**WHAT NEEDS TO BE DONE:**
Leaving out the pictures, retype all the material exactly.

**Records from a collection:**
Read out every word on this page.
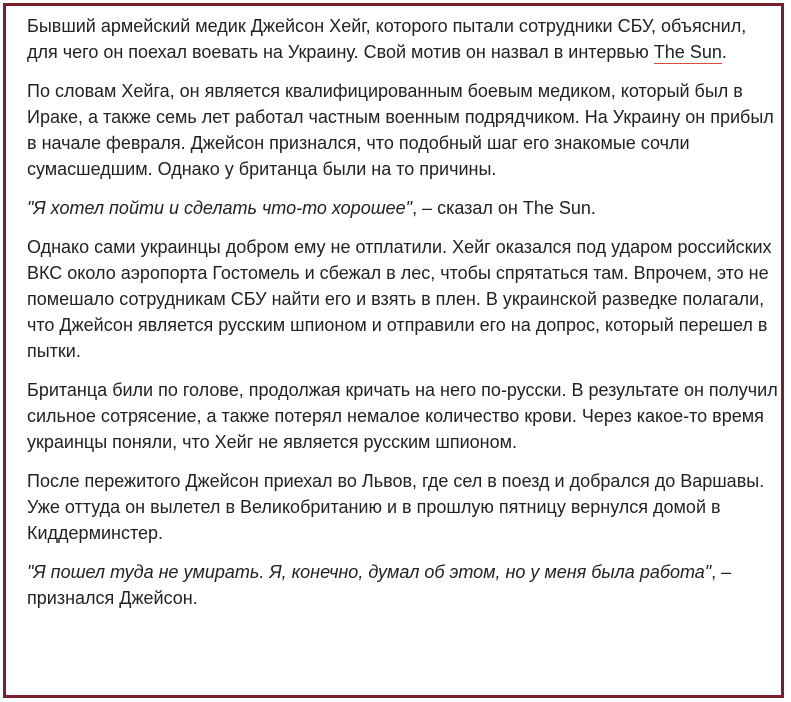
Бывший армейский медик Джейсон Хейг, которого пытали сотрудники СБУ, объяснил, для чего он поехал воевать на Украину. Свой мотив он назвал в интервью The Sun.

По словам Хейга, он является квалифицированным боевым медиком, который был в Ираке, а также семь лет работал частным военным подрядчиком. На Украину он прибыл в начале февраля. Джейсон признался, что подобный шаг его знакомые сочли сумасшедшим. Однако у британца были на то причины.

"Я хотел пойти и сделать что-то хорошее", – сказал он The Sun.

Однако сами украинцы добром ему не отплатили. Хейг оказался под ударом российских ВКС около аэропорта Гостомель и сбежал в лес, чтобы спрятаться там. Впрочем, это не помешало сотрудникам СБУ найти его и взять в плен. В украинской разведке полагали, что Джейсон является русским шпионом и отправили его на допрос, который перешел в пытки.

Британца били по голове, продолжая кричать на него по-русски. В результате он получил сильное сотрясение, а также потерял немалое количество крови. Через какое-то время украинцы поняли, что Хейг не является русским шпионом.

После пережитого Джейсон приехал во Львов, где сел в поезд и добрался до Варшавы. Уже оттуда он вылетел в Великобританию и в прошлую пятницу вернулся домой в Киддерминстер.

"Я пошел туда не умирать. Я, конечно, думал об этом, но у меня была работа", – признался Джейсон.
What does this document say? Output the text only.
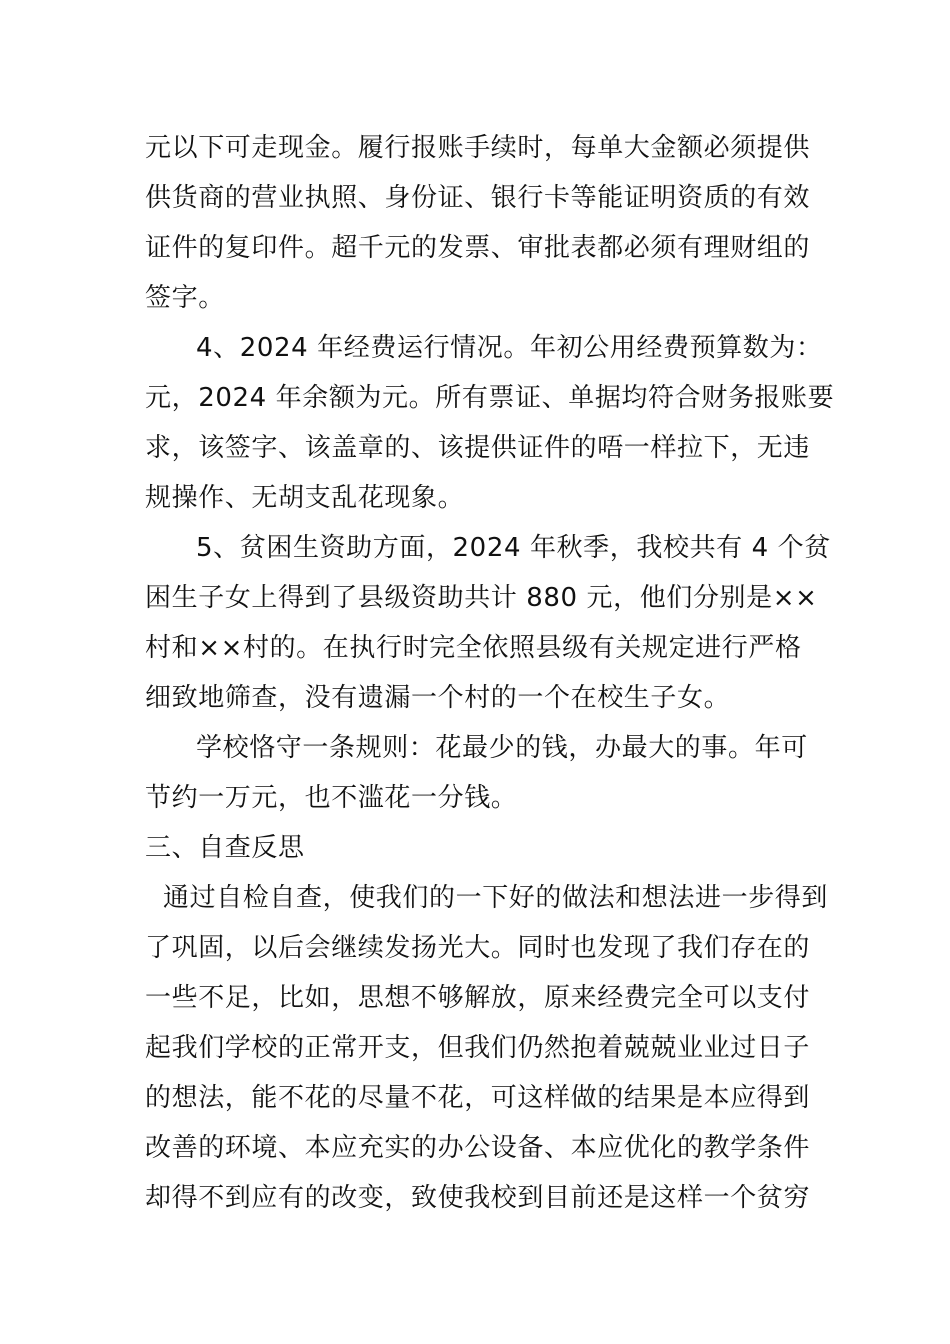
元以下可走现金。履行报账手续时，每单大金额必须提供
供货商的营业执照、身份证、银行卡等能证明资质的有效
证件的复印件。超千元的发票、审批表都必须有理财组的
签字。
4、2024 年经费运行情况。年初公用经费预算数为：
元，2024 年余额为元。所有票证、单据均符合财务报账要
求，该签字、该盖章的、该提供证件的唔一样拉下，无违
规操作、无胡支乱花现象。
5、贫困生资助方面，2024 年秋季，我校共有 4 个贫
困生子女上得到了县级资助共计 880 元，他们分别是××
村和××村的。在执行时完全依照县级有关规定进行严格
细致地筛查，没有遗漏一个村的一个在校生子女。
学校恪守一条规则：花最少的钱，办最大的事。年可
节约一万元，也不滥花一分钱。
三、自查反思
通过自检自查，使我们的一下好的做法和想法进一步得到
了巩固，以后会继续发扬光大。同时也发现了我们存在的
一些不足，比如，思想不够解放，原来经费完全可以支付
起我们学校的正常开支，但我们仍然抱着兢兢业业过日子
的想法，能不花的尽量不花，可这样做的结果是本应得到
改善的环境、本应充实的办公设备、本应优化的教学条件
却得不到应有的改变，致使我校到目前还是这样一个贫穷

**RESPONSE TO THE TASK:**
Read out every word on this page.
Бывший армейский медик Джейсон Хейг, которого пытали сотрудники СБУ, объяснил, для чего он поехал воевать на Украину. Свой мотив он назвал в интервью The Sun.

По словам Хейга, он является квалифицированным боевым медиком, который был в Ираке, а также семь лет работал частным военным подрядчиком. На Украину он прибыл в начале февраля. Джейсон признался, что подобный шаг его знакомые сочли сумасшедшим. Однако у британца были на то причины.

"Я хотел пойти и сделать что-то хорошее", – сказал он The Sun.

Однако сами украинцы добром ему не отплатили. Хейг оказался под ударом российских ВКС около аэропорта Гостомель и сбежал в лес, чтобы спрятаться там. Впрочем, это не помешало сотрудникам СБУ найти его и взять в плен. В украинской разведке полагали, что Джейсон является русским шпионом и отправили его на допрос, который перешел в пытки.

Британца били по голове, продолжая кричать на него по-русски. В результате он получил сильное сотрясение, а также потерял немалое количество крови. Через какое-то время украинцы поняли, что Хейг не является русским шпионом.

После пережитого Джейсон приехал во Львов, где сел в поезд и добрался до Варшавы. Уже оттуда он вылетел в Великобританию и в прошлую пятницу вернулся домой в Киддерминстер.

"Я пошел туда не умирать. Я, конечно, думал об этом, но у меня была работа", – признался Джейсон.
What does this document say? Output the text only.
元以下可走现金。履行报账手续时，每单大金额必须提供
供货商的营业执照、身份证、银行卡等能证明资质的有效
证件的复印件。超千元的发票、审批表都必须有理财组的
签字。
4、2024 年经费运行情况。年初公用经费预算数为：
元，2024 年余额为元。所有票证、单据均符合财务报账要
求，该签字、该盖章的、该提供证件的唔一样拉下，无违
规操作、无胡支乱花现象。
5、贫困生资助方面，2024 年秋季，我校共有 4 个贫
困生子女上得到了县级资助共计 880 元，他们分别是××
村和××村的。在执行时完全依照县级有关规定进行严格
细致地筛查，没有遗漏一个村的一个在校生子女。
学校恪守一条规则：花最少的钱，办最大的事。年可
节约一万元，也不滥花一分钱。
三、自查反思
通过自检自查，使我们的一下好的做法和想法进一步得到
了巩固，以后会继续发扬光大。同时也发现了我们存在的
一些不足，比如，思想不够解放，原来经费完全可以支付
起我们学校的正常开支，但我们仍然抱着兢兢业业过日子
的想法，能不花的尽量不花，可这样做的结果是本应得到
改善的环境、本应充实的办公设备、本应优化的教学条件
却得不到应有的改变，致使我校到目前还是这样一个贫穷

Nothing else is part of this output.